Stored records:
[start]

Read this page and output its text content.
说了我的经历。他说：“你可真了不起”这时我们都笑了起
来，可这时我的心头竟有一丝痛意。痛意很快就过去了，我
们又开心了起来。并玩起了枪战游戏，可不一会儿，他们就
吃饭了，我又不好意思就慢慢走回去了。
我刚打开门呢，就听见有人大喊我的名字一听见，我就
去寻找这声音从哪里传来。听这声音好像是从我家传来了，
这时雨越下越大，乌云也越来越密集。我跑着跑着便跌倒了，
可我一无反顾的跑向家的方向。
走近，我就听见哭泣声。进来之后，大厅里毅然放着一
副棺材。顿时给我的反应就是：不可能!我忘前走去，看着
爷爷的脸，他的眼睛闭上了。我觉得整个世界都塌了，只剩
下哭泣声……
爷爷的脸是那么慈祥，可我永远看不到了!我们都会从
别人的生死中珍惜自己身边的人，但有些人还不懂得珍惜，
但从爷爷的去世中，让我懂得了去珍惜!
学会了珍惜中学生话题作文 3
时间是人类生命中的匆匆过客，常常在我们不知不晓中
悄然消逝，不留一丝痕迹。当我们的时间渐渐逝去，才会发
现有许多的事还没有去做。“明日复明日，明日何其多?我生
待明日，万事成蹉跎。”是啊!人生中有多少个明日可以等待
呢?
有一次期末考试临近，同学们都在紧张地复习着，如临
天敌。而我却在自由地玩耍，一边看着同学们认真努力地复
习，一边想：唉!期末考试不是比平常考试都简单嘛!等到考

[end]

Write the listing out again, exactly as shown above.

Read this page and output its text content.
说了我的经历。他说：“你可真了不起”这时我们都笑了起
来，可这时我的心头竟有一丝痛意。痛意很快就过去了，我
们又开心了起来。并玩起了枪战游戏，可不一会儿，他们就
吃饭了，我又不好意思就慢慢走回去了。
我刚打开门呢，就听见有人大喊我的名字一听见，我就
去寻找这声音从哪里传来。听这声音好像是从我家传来了，
这时雨越下越大，乌云也越来越密集。我跑着跑着便跌倒了，
可我一无反顾的跑向家的方向。
走近，我就听见哭泣声。进来之后，大厅里毅然放着一
副棺材。顿时给我的反应就是：不可能!我忘前走去，看着
爷爷的脸，他的眼睛闭上了。我觉得整个世界都塌了，只剩
下哭泣声……
爷爷的脸是那么慈祥，可我永远看不到了!我们都会从
别人的生死中珍惜自己身边的人，但有些人还不懂得珍惜，
但从爷爷的去世中，让我懂得了去珍惜!
学会了珍惜中学生话题作文 3
时间是人类生命中的匆匆过客，常常在我们不知不晓中
悄然消逝，不留一丝痕迹。当我们的时间渐渐逝去，才会发
现有许多的事还没有去做。“明日复明日，明日何其多?我生
待明日，万事成蹉跎。”是啊!人生中有多少个明日可以等待
呢?
有一次期末考试临近，同学们都在紧张地复习着，如临
天敌。而我却在自由地玩耍，一边看着同学们认真努力地复
习，一边想：唉!期末考试不是比平常考试都简单嘛!等到考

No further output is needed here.